=== ROWS ===

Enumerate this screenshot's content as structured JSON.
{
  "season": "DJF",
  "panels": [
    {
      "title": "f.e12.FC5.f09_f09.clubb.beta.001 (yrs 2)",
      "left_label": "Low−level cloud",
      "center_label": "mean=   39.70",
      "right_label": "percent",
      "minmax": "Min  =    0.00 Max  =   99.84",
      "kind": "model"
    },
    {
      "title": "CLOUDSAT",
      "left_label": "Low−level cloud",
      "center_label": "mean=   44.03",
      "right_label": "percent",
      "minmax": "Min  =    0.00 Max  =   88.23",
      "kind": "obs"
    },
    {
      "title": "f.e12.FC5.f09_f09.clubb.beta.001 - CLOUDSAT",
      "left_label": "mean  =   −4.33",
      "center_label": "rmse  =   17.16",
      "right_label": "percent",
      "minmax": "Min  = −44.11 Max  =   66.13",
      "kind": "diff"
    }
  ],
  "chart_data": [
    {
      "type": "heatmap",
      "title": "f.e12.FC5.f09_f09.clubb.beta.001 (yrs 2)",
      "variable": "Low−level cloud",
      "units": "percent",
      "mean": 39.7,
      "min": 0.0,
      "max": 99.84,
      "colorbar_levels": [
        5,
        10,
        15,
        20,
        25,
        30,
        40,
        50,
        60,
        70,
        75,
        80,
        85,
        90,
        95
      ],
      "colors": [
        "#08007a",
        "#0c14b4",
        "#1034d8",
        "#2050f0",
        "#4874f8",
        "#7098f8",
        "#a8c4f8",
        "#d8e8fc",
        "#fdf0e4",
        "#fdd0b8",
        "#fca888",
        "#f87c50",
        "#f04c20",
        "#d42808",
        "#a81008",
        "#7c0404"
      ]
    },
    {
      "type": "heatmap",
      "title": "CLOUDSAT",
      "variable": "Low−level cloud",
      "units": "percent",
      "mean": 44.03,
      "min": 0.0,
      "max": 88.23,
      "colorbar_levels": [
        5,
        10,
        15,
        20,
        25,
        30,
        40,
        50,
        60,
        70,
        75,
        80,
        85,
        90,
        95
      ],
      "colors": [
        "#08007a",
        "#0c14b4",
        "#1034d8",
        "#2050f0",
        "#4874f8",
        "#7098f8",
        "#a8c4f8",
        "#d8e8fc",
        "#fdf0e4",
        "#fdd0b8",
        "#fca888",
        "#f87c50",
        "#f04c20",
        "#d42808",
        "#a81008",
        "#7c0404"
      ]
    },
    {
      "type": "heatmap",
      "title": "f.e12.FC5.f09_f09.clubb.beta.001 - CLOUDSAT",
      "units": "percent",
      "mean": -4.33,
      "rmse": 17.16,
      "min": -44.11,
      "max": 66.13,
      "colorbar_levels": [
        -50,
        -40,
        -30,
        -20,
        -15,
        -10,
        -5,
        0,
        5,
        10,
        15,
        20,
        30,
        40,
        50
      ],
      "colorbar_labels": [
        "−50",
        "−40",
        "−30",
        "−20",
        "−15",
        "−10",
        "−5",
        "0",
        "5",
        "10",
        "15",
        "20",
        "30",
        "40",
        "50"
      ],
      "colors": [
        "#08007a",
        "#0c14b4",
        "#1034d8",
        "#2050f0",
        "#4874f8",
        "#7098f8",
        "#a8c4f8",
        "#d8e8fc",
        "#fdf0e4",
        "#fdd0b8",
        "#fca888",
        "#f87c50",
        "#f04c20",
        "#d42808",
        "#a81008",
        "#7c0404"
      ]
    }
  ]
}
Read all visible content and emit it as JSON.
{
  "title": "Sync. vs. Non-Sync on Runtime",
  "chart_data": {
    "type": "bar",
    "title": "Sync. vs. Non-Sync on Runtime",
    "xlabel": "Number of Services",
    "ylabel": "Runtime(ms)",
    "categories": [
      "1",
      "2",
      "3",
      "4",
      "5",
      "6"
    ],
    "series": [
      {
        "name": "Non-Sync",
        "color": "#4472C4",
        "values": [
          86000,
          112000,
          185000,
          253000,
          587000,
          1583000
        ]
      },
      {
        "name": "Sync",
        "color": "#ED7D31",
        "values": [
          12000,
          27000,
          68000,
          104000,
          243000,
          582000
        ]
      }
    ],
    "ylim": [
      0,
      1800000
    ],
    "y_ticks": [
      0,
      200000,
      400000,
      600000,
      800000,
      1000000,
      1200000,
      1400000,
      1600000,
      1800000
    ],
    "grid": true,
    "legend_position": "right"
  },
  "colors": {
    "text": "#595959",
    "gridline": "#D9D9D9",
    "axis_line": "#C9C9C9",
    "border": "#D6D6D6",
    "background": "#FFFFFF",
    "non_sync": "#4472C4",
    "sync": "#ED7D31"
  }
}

===

**YOUR OBJECTIVE**
Each entry above is to be printed again exactly.

**CORRECT RESULT**
Enumerate this screenshot's content as structured JSON.
{
  "season": "DJF",
  "panels": [
    {
      "title": "f.e12.FC5.f09_f09.clubb.beta.001 (yrs 2)",
      "left_label": "Low−level cloud",
      "center_label": "mean=   39.70",
      "right_label": "percent",
      "minmax": "Min  =    0.00 Max  =   99.84",
      "kind": "model"
    },
    {
      "title": "CLOUDSAT",
      "left_label": "Low−level cloud",
      "center_label": "mean=   44.03",
      "right_label": "percent",
      "minmax": "Min  =    0.00 Max  =   88.23",
      "kind": "obs"
    },
    {
      "title": "f.e12.FC5.f09_f09.clubb.beta.001 - CLOUDSAT",
      "left_label": "mean  =   −4.33",
      "center_label": "rmse  =   17.16",
      "right_label": "percent",
      "minmax": "Min  = −44.11 Max  =   66.13",
      "kind": "diff"
    }
  ],
  "chart_data": [
    {
      "type": "heatmap",
      "title": "f.e12.FC5.f09_f09.clubb.beta.001 (yrs 2)",
      "variable": "Low−level cloud",
      "units": "percent",
      "mean": 39.7,
      "min": 0.0,
      "max": 99.84,
      "colorbar_levels": [
        5,
        10,
        15,
        20,
        25,
        30,
        40,
        50,
        60,
        70,
        75,
        80,
        85,
        90,
        95
      ],
      "colors": [
        "#08007a",
        "#0c14b4",
        "#1034d8",
        "#2050f0",
        "#4874f8",
        "#7098f8",
        "#a8c4f8",
        "#d8e8fc",
        "#fdf0e4",
        "#fdd0b8",
        "#fca888",
        "#f87c50",
        "#f04c20",
        "#d42808",
        "#a81008",
        "#7c0404"
      ]
    },
    {
      "type": "heatmap",
      "title": "CLOUDSAT",
      "variable": "Low−level cloud",
      "units": "percent",
      "mean": 44.03,
      "min": 0.0,
      "max": 88.23,
      "colorbar_levels": [
        5,
        10,
        15,
        20,
        25,
        30,
        40,
        50,
        60,
        70,
        75,
        80,
        85,
        90,
        95
      ],
      "colors": [
        "#08007a",
        "#0c14b4",
        "#1034d8",
        "#2050f0",
        "#4874f8",
        "#7098f8",
        "#a8c4f8",
        "#d8e8fc",
        "#fdf0e4",
        "#fdd0b8",
        "#fca888",
        "#f87c50",
        "#f04c20",
        "#d42808",
        "#a81008",
        "#7c0404"
      ]
    },
    {
      "type": "heatmap",
      "title": "f.e12.FC5.f09_f09.clubb.beta.001 - CLOUDSAT",
      "units": "percent",
      "mean": -4.33,
      "rmse": 17.16,
      "min": -44.11,
      "max": 66.13,
      "colorbar_levels": [
        -50,
        -40,
        -30,
        -20,
        -15,
        -10,
        -5,
        0,
        5,
        10,
        15,
        20,
        30,
        40,
        50
      ],
      "colorbar_labels": [
        "−50",
        "−40",
        "−30",
        "−20",
        "−15",
        "−10",
        "−5",
        "0",
        "5",
        "10",
        "15",
        "20",
        "30",
        "40",
        "50"
      ],
      "colors": [
        "#08007a",
        "#0c14b4",
        "#1034d8",
        "#2050f0",
        "#4874f8",
        "#7098f8",
        "#a8c4f8",
        "#d8e8fc",
        "#fdf0e4",
        "#fdd0b8",
        "#fca888",
        "#f87c50",
        "#f04c20",
        "#d42808",
        "#a81008",
        "#7c0404"
      ]
    }
  ]
}
Read all visible content and emit it as JSON.
{
  "title": "Sync. vs. Non-Sync on Runtime",
  "chart_data": {
    "type": "bar",
    "title": "Sync. vs. Non-Sync on Runtime",
    "xlabel": "Number of Services",
    "ylabel": "Runtime(ms)",
    "categories": [
      "1",
      "2",
      "3",
      "4",
      "5",
      "6"
    ],
    "series": [
      {
        "name": "Non-Sync",
        "color": "#4472C4",
        "values": [
          86000,
          112000,
          185000,
          253000,
          587000,
          1583000
        ]
      },
      {
        "name": "Sync",
        "color": "#ED7D31",
        "values": [
          12000,
          27000,
          68000,
          104000,
          243000,
          582000
        ]
      }
    ],
    "ylim": [
      0,
      1800000
    ],
    "y_ticks": [
      0,
      200000,
      400000,
      600000,
      800000,
      1000000,
      1200000,
      1400000,
      1600000,
      1800000
    ],
    "grid": true,
    "legend_position": "right"
  },
  "colors": {
    "text": "#595959",
    "gridline": "#D9D9D9",
    "axis_line": "#C9C9C9",
    "border": "#D6D6D6",
    "background": "#FFFFFF",
    "non_sync": "#4472C4",
    "sync": "#ED7D31"
  }
}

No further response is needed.